◆ PROBLEM TO SOLVE ◆
Return each line of the records with nothing changed, pictures excepted.

◆ GIVEN DATA ◆
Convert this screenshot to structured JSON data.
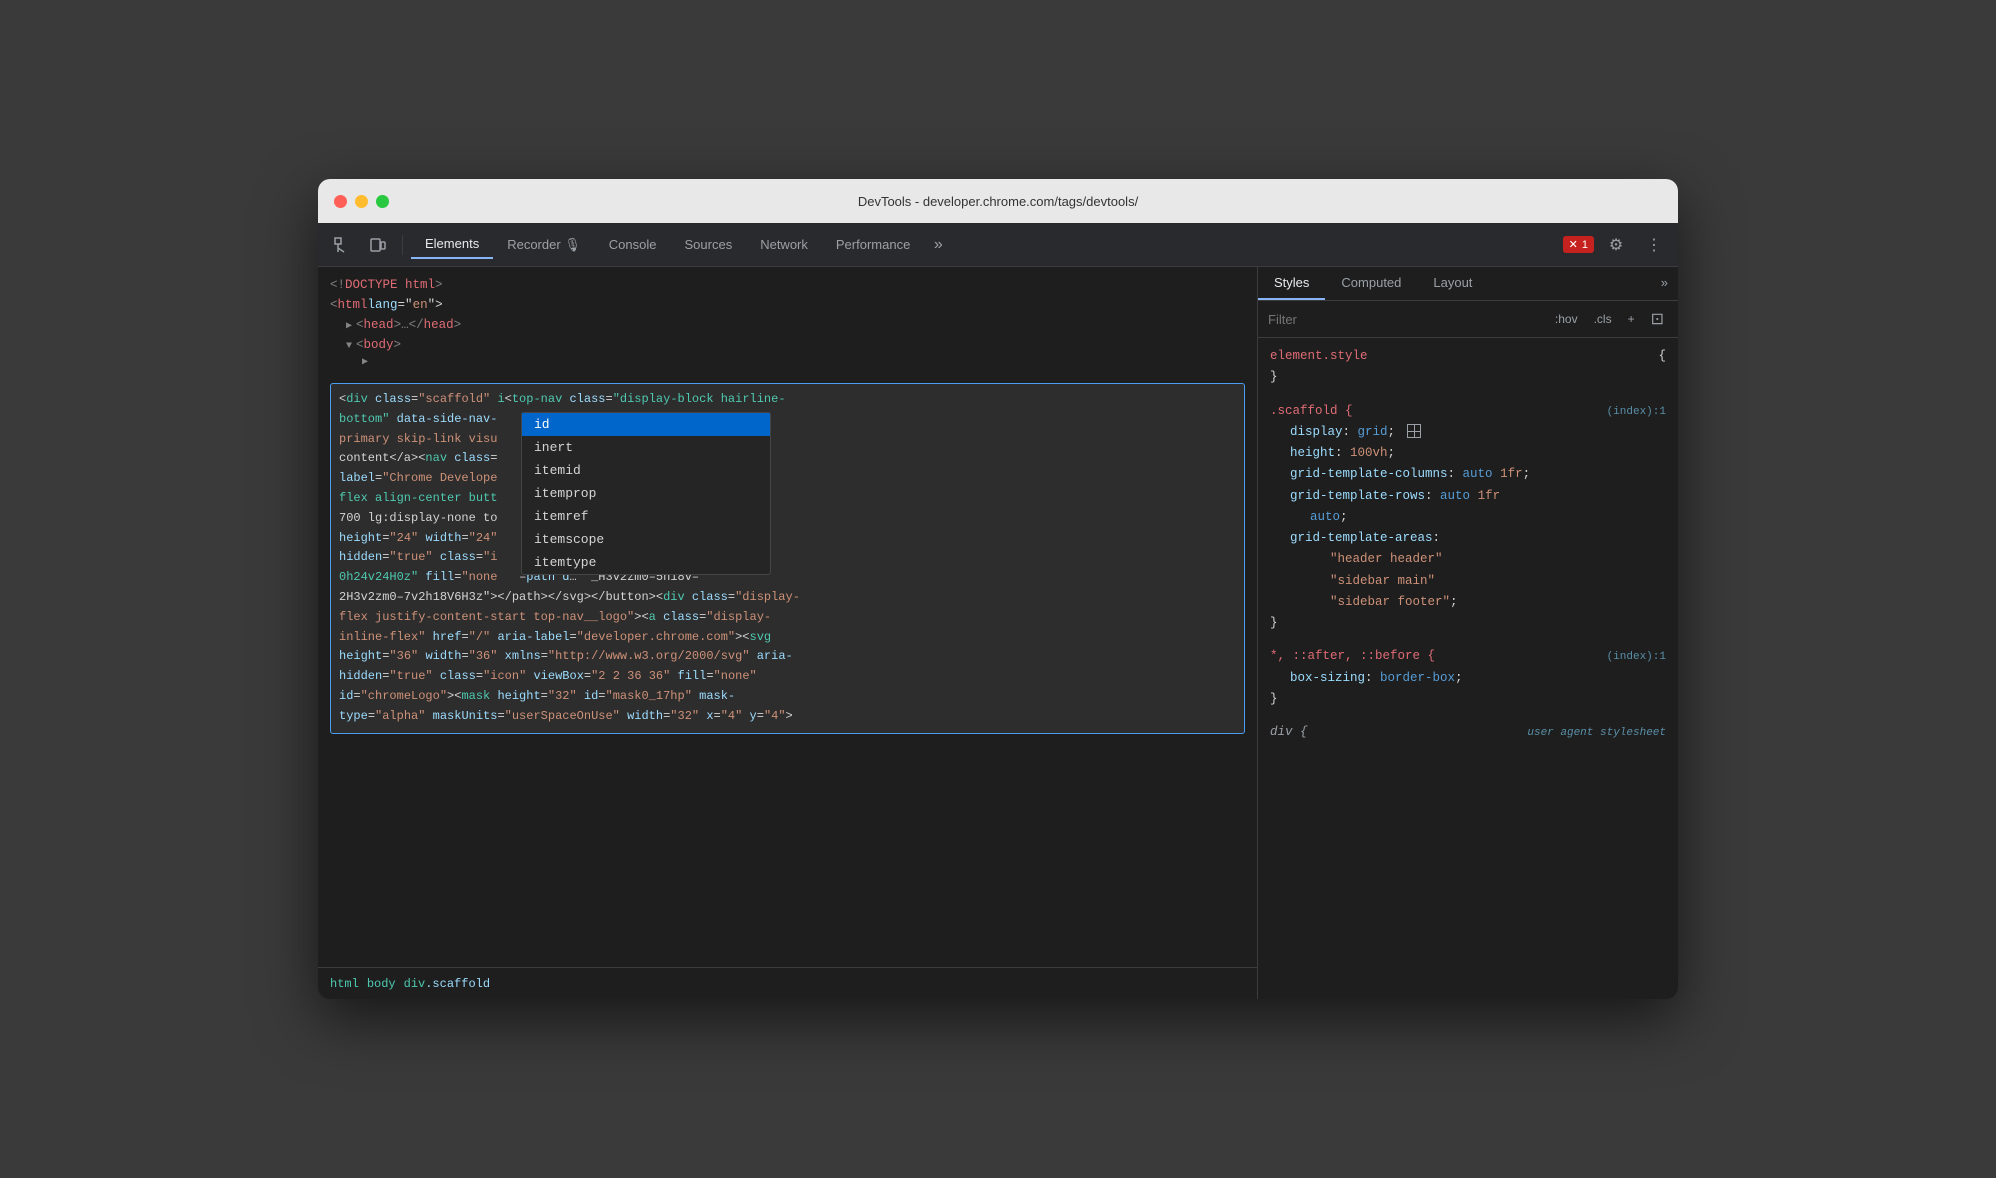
{
  "window": {
    "title": "DevTools - developer.chrome.com/tags/devtools/"
  },
  "toolbar": {
    "tabs": [
      {
        "id": "elements",
        "label": "Elements",
        "active": true
      },
      {
        "id": "recorder",
        "label": "Recorder 🎙",
        "active": false
      },
      {
        "id": "console",
        "label": "Console",
        "active": false
      },
      {
        "id": "sources",
        "label": "Sources",
        "active": false
      },
      {
        "id": "network",
        "label": "Network",
        "active": false
      },
      {
        "id": "performance",
        "label": "Performance",
        "active": false
      }
    ],
    "more_tabs_label": "»",
    "error_count": "1",
    "settings_label": "⚙",
    "more_options_label": "⋮"
  },
  "elements_panel": {
    "html_tree": [
      {
        "text": "<!DOCTYPE html>",
        "indent": 0
      },
      {
        "text": "<html lang=\"en\">",
        "indent": 0
      },
      {
        "text": "▶ <head>…</head>",
        "indent": 1
      },
      {
        "text": "▼ <body>",
        "indent": 1
      },
      {
        "text": "▶",
        "indent": 2
      }
    ],
    "selected_node_text": "<div class=\"scaffold\" i",
    "code_content": "<div class=\"scaffold\" i<top-nav class=\"display-block hairline-bottom\" data-side-nav-id ss=\"color-primary skip-link visu ent\">Skip to content</a><nav class= ria-label=\"Chrome Develope ss=\"display-flex align-center butt –center width-700 lg:display-none to height=\"24\" width=\"24\" \"menu\"><svg height=\"24\" width=\"24\" 0/svg> aria-hidden=\"true\" class=\"i h d=\"M0 0h24v24H0z\" fill=\"none –path d... <H3v2zm0-5h18v-2H3v2zm0-7v2h18V6H3z\"></path></svg></button><div class=\"display-flex justify-content-start top-nav__logo\"><a class=\"display-inline-flex\" href=\"/\" aria-label=\"developer.chrome.com\"><svg height=\"36\" width=\"36\" xmlns=\"http://www.w3.org/2000/svg\" aria-hidden=\"true\" class=\"icon\" viewBox=\"2 2 36 36\" fill=\"none\" id=\"chromeLogo\"><mask height=\"32\" id=\"mask0_17hp\" mask-type=\"alpha\" maskUnits=\"userSpaceOnUse\" width=\"32\" x=\"4\" y=\"4\">",
    "autocomplete_items": [
      {
        "id": "id",
        "label": "id",
        "selected": true
      },
      {
        "id": "inert",
        "label": "inert",
        "selected": false
      },
      {
        "id": "itemid",
        "label": "itemid",
        "selected": false
      },
      {
        "id": "itemprop",
        "label": "itemprop",
        "selected": false
      },
      {
        "id": "itemref",
        "label": "itemref",
        "selected": false
      },
      {
        "id": "itemscope",
        "label": "itemscope",
        "selected": false
      },
      {
        "id": "itemtype",
        "label": "itemtype",
        "selected": false
      }
    ],
    "breadcrumb": [
      "html",
      "body",
      "div.scaffold"
    ]
  },
  "styles_panel": {
    "tabs": [
      {
        "id": "styles",
        "label": "Styles",
        "active": true
      },
      {
        "id": "computed",
        "label": "Computed",
        "active": false
      },
      {
        "id": "layout",
        "label": "Layout",
        "active": false
      }
    ],
    "filter_placeholder": "Filter",
    "filter_btn1": ":hov",
    "filter_btn2": ".cls",
    "filter_btn3": "+",
    "css_rules": [
      {
        "selector": "element.style",
        "source": "",
        "properties": [
          {
            "prop": "",
            "val": "",
            "is_brace_open": true
          },
          {
            "prop": "",
            "val": "",
            "is_brace_close": true
          }
        ]
      },
      {
        "selector": ".scaffold",
        "source": "(index):1",
        "properties": [
          {
            "prop": "display",
            "val": "grid",
            "extra": "grid-icon"
          },
          {
            "prop": "height",
            "val": "100vh"
          },
          {
            "prop": "grid-template-columns",
            "val": "auto 1fr"
          },
          {
            "prop": "grid-template-rows",
            "val": "auto 1fr auto"
          },
          {
            "prop": "grid-template-areas",
            "val": "\"header header\" \"sidebar main\" \"sidebar footer\""
          }
        ]
      },
      {
        "selector": "*, ::after, ::before",
        "source": "(index):1",
        "properties": [
          {
            "prop": "box-sizing",
            "val": "border-box"
          }
        ]
      },
      {
        "selector": "div",
        "source": "user agent stylesheet",
        "properties": []
      }
    ]
  }
}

◆ THE RESPONSE ◆
Convert this screenshot to structured JSON data.
{
  "window": {
    "title": "DevTools - developer.chrome.com/tags/devtools/"
  },
  "toolbar": {
    "tabs": [
      {
        "id": "elements",
        "label": "Elements",
        "active": true
      },
      {
        "id": "recorder",
        "label": "Recorder 🎙",
        "active": false
      },
      {
        "id": "console",
        "label": "Console",
        "active": false
      },
      {
        "id": "sources",
        "label": "Sources",
        "active": false
      },
      {
        "id": "network",
        "label": "Network",
        "active": false
      },
      {
        "id": "performance",
        "label": "Performance",
        "active": false
      }
    ],
    "more_tabs_label": "»",
    "error_count": "1",
    "settings_label": "⚙",
    "more_options_label": "⋮"
  },
  "elements_panel": {
    "html_tree": [
      {
        "text": "<!DOCTYPE html>",
        "indent": 0
      },
      {
        "text": "<html lang=\"en\">",
        "indent": 0
      },
      {
        "text": "▶ <head>…</head>",
        "indent": 1
      },
      {
        "text": "▼ <body>",
        "indent": 1
      },
      {
        "text": "▶",
        "indent": 2
      }
    ],
    "selected_node_text": "<div class=\"scaffold\" i",
    "code_content": "<div class=\"scaffold\" i<top-nav class=\"display-block hairline-bottom\" data-side-nav-id ss=\"color-primary skip-link visu ent\">Skip to content</a><nav class= ria-label=\"Chrome Develope ss=\"display-flex align-center butt –center width-700 lg:display-none to height=\"24\" width=\"24\" \"menu\"><svg height=\"24\" width=\"24\" 0/svg> aria-hidden=\"true\" class=\"i h d=\"M0 0h24v24H0z\" fill=\"none –path d... <H3v2zm0-5h18v-2H3v2zm0-7v2h18V6H3z\"></path></svg></button><div class=\"display-flex justify-content-start top-nav__logo\"><a class=\"display-inline-flex\" href=\"/\" aria-label=\"developer.chrome.com\"><svg height=\"36\" width=\"36\" xmlns=\"http://www.w3.org/2000/svg\" aria-hidden=\"true\" class=\"icon\" viewBox=\"2 2 36 36\" fill=\"none\" id=\"chromeLogo\"><mask height=\"32\" id=\"mask0_17hp\" mask-type=\"alpha\" maskUnits=\"userSpaceOnUse\" width=\"32\" x=\"4\" y=\"4\">",
    "autocomplete_items": [
      {
        "id": "id",
        "label": "id",
        "selected": true
      },
      {
        "id": "inert",
        "label": "inert",
        "selected": false
      },
      {
        "id": "itemid",
        "label": "itemid",
        "selected": false
      },
      {
        "id": "itemprop",
        "label": "itemprop",
        "selected": false
      },
      {
        "id": "itemref",
        "label": "itemref",
        "selected": false
      },
      {
        "id": "itemscope",
        "label": "itemscope",
        "selected": false
      },
      {
        "id": "itemtype",
        "label": "itemtype",
        "selected": false
      }
    ],
    "breadcrumb": [
      "html",
      "body",
      "div.scaffold"
    ]
  },
  "styles_panel": {
    "tabs": [
      {
        "id": "styles",
        "label": "Styles",
        "active": true
      },
      {
        "id": "computed",
        "label": "Computed",
        "active": false
      },
      {
        "id": "layout",
        "label": "Layout",
        "active": false
      }
    ],
    "filter_placeholder": "Filter",
    "filter_btn1": ":hov",
    "filter_btn2": ".cls",
    "filter_btn3": "+",
    "css_rules": [
      {
        "selector": "element.style",
        "source": "",
        "properties": [
          {
            "prop": "",
            "val": "",
            "is_brace_open": true
          },
          {
            "prop": "",
            "val": "",
            "is_brace_close": true
          }
        ]
      },
      {
        "selector": ".scaffold",
        "source": "(index):1",
        "properties": [
          {
            "prop": "display",
            "val": "grid",
            "extra": "grid-icon"
          },
          {
            "prop": "height",
            "val": "100vh"
          },
          {
            "prop": "grid-template-columns",
            "val": "auto 1fr"
          },
          {
            "prop": "grid-template-rows",
            "val": "auto 1fr auto"
          },
          {
            "prop": "grid-template-areas",
            "val": "\"header header\" \"sidebar main\" \"sidebar footer\""
          }
        ]
      },
      {
        "selector": "*, ::after, ::before",
        "source": "(index):1",
        "properties": [
          {
            "prop": "box-sizing",
            "val": "border-box"
          }
        ]
      },
      {
        "selector": "div",
        "source": "user agent stylesheet",
        "properties": []
      }
    ]
  }
}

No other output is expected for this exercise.